== Entries provided

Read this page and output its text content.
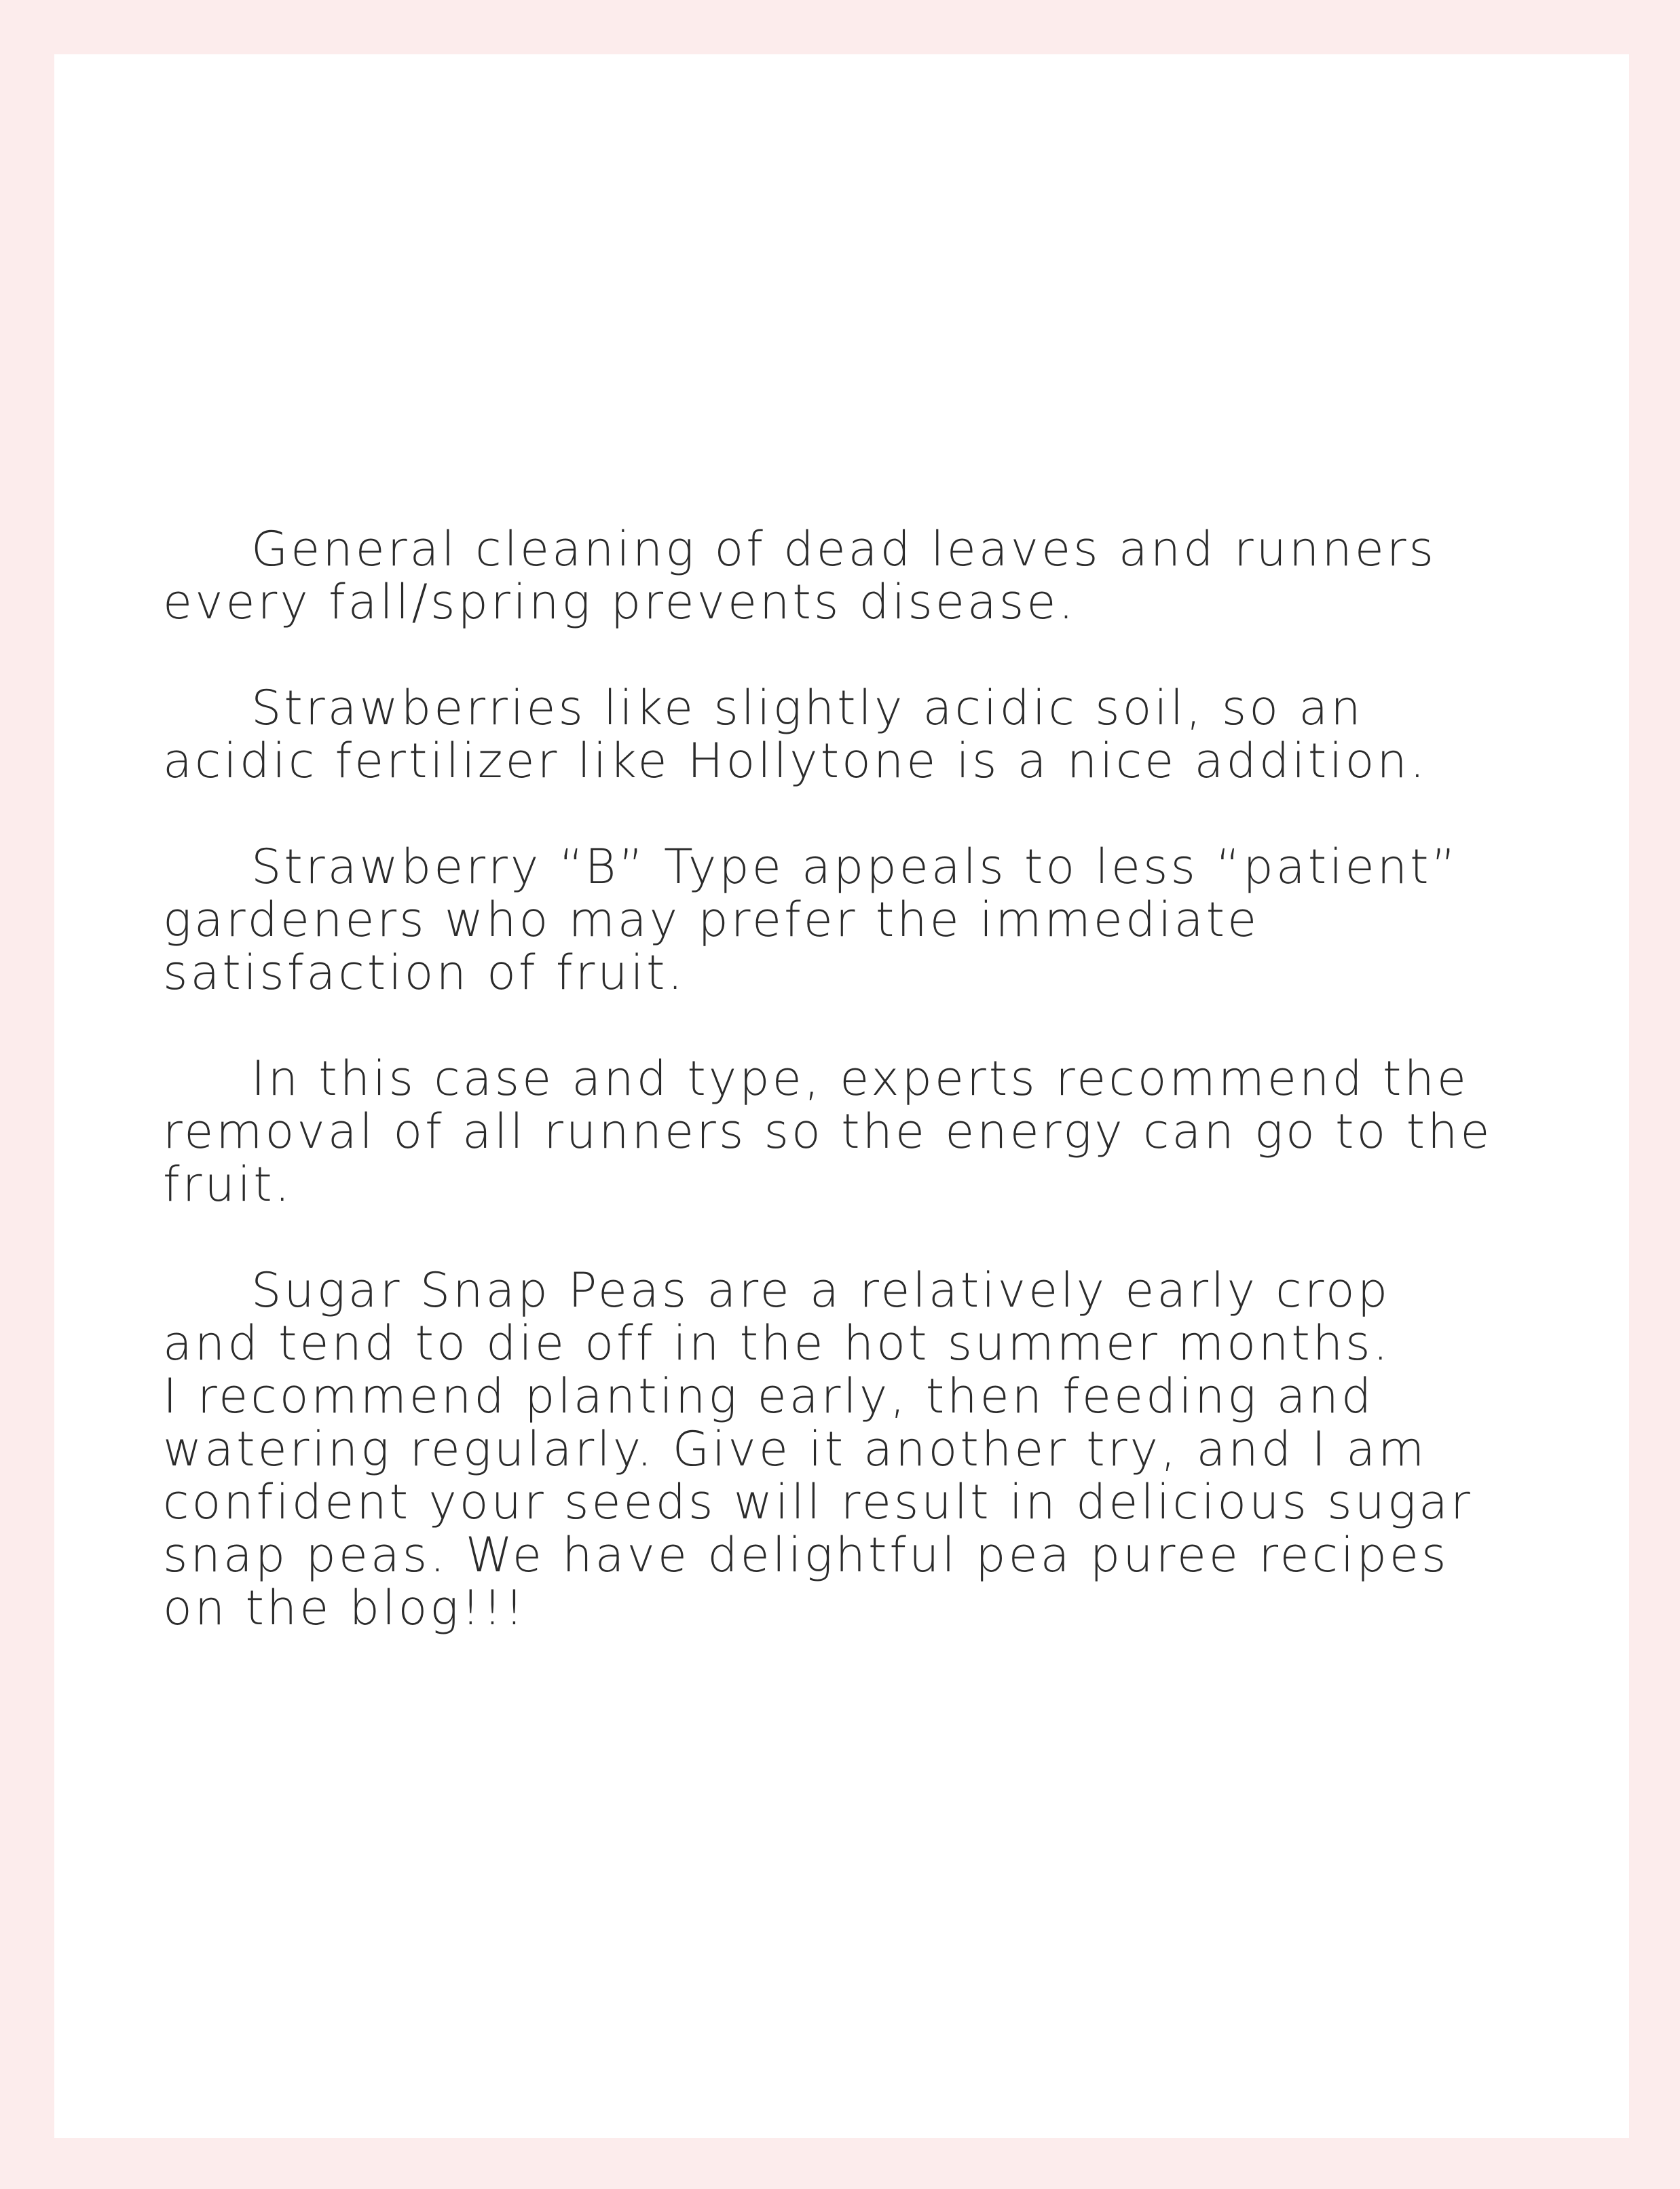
General cleaning of dead leaves and runners
every fall/spring prevents disease.

Strawberries like slightly acidic soil, so an
acidic fertilizer like Hollytone is a nice addition.

Strawberry “B” Type appeals to less “patient”
gardeners who may prefer the immediate
satisfaction of fruit.

In this case and type, experts recommend the
removal of all runners so the energy can go to the
fruit.

Sugar Snap Peas are a relatively early crop
and tend to die off in the hot summer months.
I recommend planting early, then feeding and
watering regularly. Give it another try, and I am
confident your seeds will result in delicious sugar
snap peas. We have delightful pea puree recipes
on the blog!!!
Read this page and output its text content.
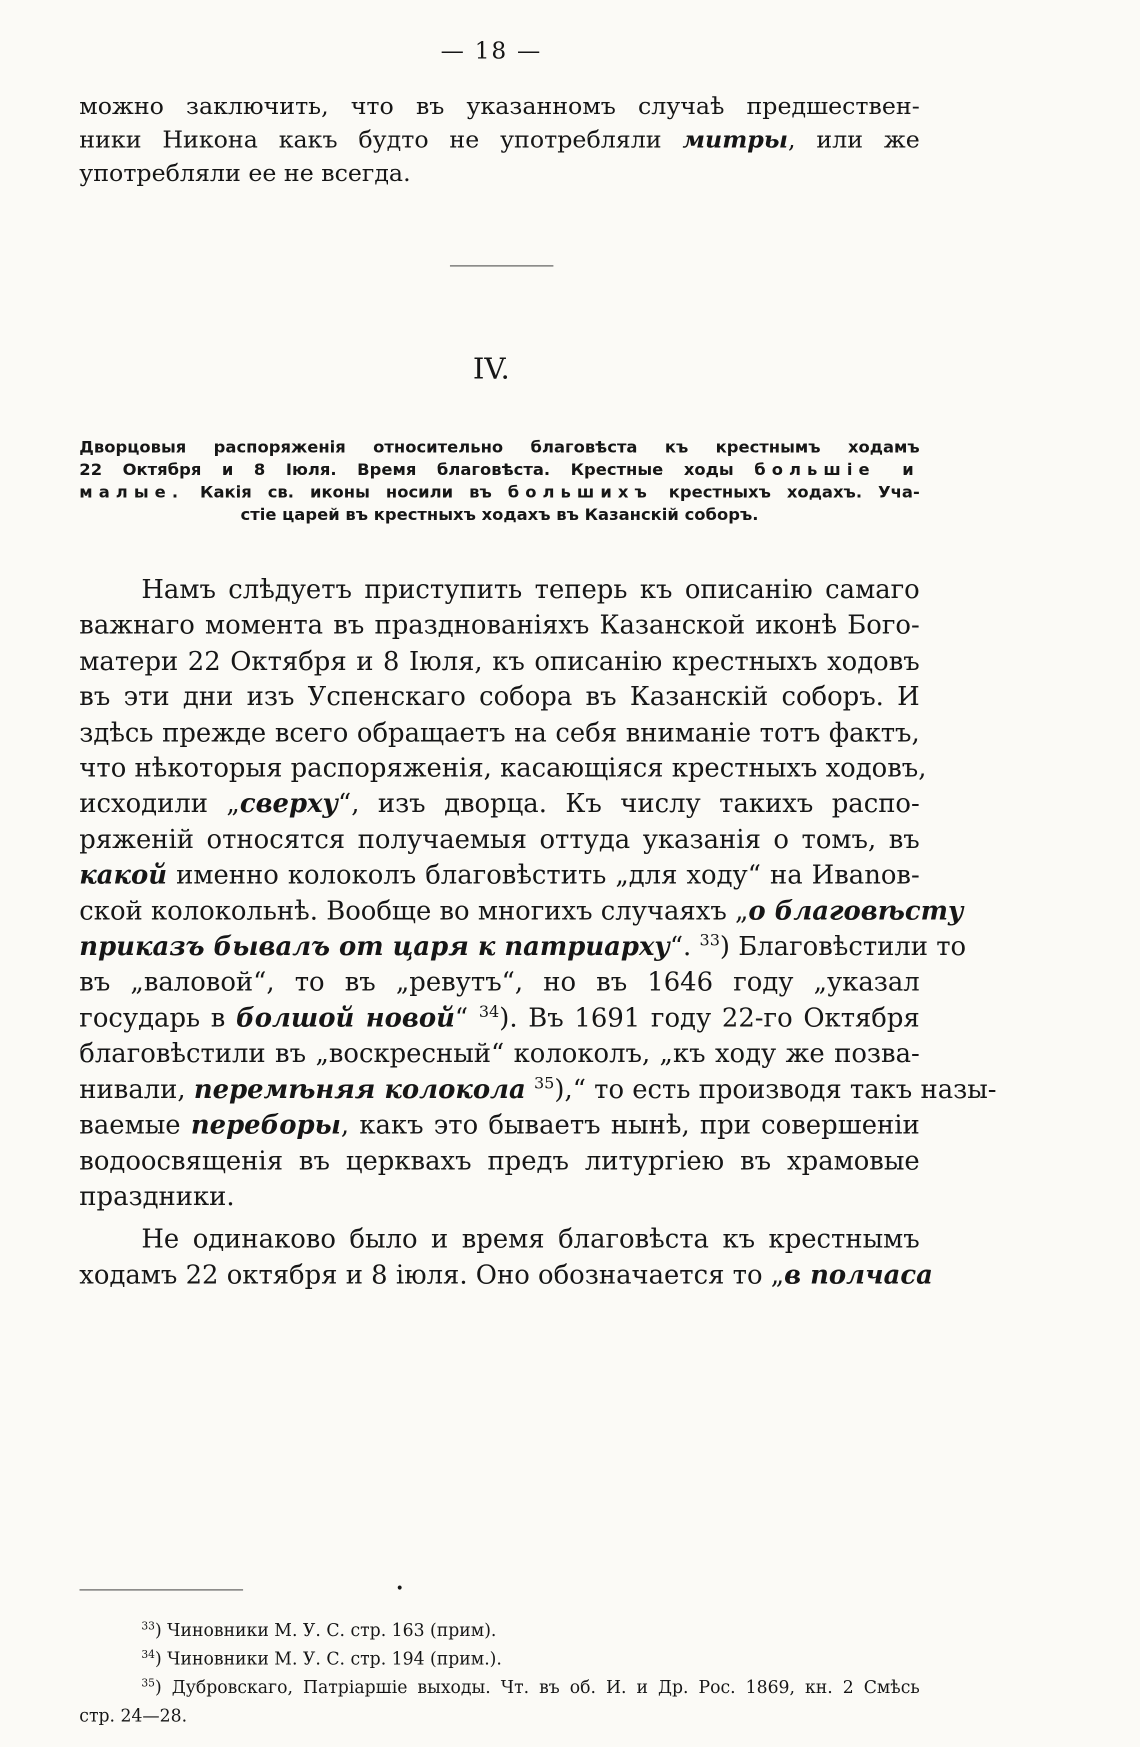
— 18 —
можно заключить, что въ указанномъ случаѣ предшествен-
ники Никона какъ будто не употребляли митры, или же
употребляли ее не всегда.
IV.
Дворцовыя распоряженія относительно благовѣста къ крестнымъ ходамъ
22 Октября и 8 Іюля. Время благовѣста. Крестные ходы большіе и
малые. Какія св. иконы носили въ большихъ крестныхъ ходахъ. Уча-
стіе царей въ крестныхъ ходахъ въ Казанскій соборъ.
Намъ слѣдуетъ приступить теперь къ описанію самаго
важнаго момента въ празднованіяхъ Казанской иконѣ Бого-
матери 22 Октября и 8 Іюля, къ описанію крестныхъ ходовъ
въ эти дни изъ Успенскаго собора въ Казанскій соборъ. И
здѣсь прежде всего обращаетъ на себя вниманіе тотъ фактъ,
что нѣкоторыя распоряженія, касающіяся крестныхъ ходовъ,
исходили „сверху“, изъ дворца. Къ числу такихъ распо-
ряженій относятся получаемыя оттуда указанія о томъ, въ
какой именно колоколъ благовѣстить „для ходу“ на Ивanов-
ской колокольнѣ. Вообще во многихъ случаяхъ „о благовѣсту
приказъ бывалъ от царя к патриарху“. $^{33}$) Благовѣстили то
въ „валовой“, то въ „ревутъ“, но въ 1646 году „указал
государь в болшой новой“ $^{34}$). Въ 1691 году 22-го Октября
благовѣстили въ „воскресный“ колоколъ, „къ ходу же позва-
нивали, перемѣняя колокола $^{35}$),“ то есть производя такъ назы-
ваемые переборы, какъ это бываетъ нынѣ, при совершеніи
водоосвященія въ церквахъ предъ литургіею въ храмовые
праздники.
Не одинаково было и время благовѣста къ крестнымъ
ходамъ 22 октября и 8 іюля. Оно обозначается то „в полчаса
•
$^{33}$) Чиновники М. У. С. стр. 163 (прим).
$^{34}$) Чиновники М. У. С. стр. 194 (прим.).
$^{35}$) Дубровскаго, Патріаршіе выходы. Чт. въ об. И. и Др. Рос. 1869, кн. 2 Смѣсь
стр. 24—28.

====

> **Stated task**
Reproduce each line exactly, please, except for any pictures.

> **Correct result**
Read this page and output its text content.
General cleaning of dead leaves and runners
every fall/spring prevents disease.

Strawberries like slightly acidic soil, so an
acidic fertilizer like Hollytone is a nice addition.

Strawberry “B” Type appeals to less “patient”
gardeners who may prefer the immediate
satisfaction of fruit.

In this case and type, experts recommend the
removal of all runners so the energy can go to the
fruit.

Sugar Snap Peas are a relatively early crop
and tend to die off in the hot summer months.
I recommend planting early, then feeding and
watering regularly. Give it another try, and I am
confident your seeds will result in delicious sugar
snap peas. We have delightful pea puree recipes
on the blog!!!
Read this page and output its text content.
— 18 —
можно заключить, что въ указанномъ случаѣ предшествен-
ники Никона какъ будто не употребляли митры, или же
употребляли ее не всегда.
IV.
Дворцовыя распоряженія относительно благовѣста къ крестнымъ ходамъ
22 Октября и 8 Іюля. Время благовѣста. Крестные ходы большіе и
малые. Какія св. иконы носили въ большихъ крестныхъ ходахъ. Уча-
стіе царей въ крестныхъ ходахъ въ Казанскій соборъ.
Намъ слѣдуетъ приступить теперь къ описанію самаго
важнаго момента въ празднованіяхъ Казанской иконѣ Бого-
матери 22 Октября и 8 Іюля, къ описанію крестныхъ ходовъ
въ эти дни изъ Успенскаго собора въ Казанскій соборъ. И
здѣсь прежде всего обращаетъ на себя вниманіе тотъ фактъ,
что нѣкоторыя распоряженія, касающіяся крестныхъ ходовъ,
исходили „сверху“, изъ дворца. Къ числу такихъ распо-
ряженій относятся получаемыя оттуда указанія о томъ, въ
какой именно колоколъ благовѣстить „для ходу“ на Ивanов-
ской колокольнѣ. Вообще во многихъ случаяхъ „о благовѣсту
приказъ бывалъ от царя к патриарху“. $^{33}$) Благовѣстили то
въ „валовой“, то въ „ревутъ“, но въ 1646 году „указал
государь в болшой новой“ $^{34}$). Въ 1691 году 22-го Октября
благовѣстили въ „воскресный“ колоколъ, „къ ходу же позва-
нивали, перемѣняя колокола $^{35}$),“ то есть производя такъ назы-
ваемые переборы, какъ это бываетъ нынѣ, при совершеніи
водоосвященія въ церквахъ предъ литургіею въ храмовые
праздники.
Не одинаково было и время благовѣста къ крестнымъ
ходамъ 22 октября и 8 іюля. Оно обозначается то „в полчаса
•
$^{33}$) Чиновники М. У. С. стр. 163 (прим).
$^{34}$) Чиновники М. У. С. стр. 194 (прим.).
$^{35}$) Дубровскаго, Патріаршіе выходы. Чт. въ об. И. и Др. Рос. 1869, кн. 2 Смѣсь
стр. 24—28.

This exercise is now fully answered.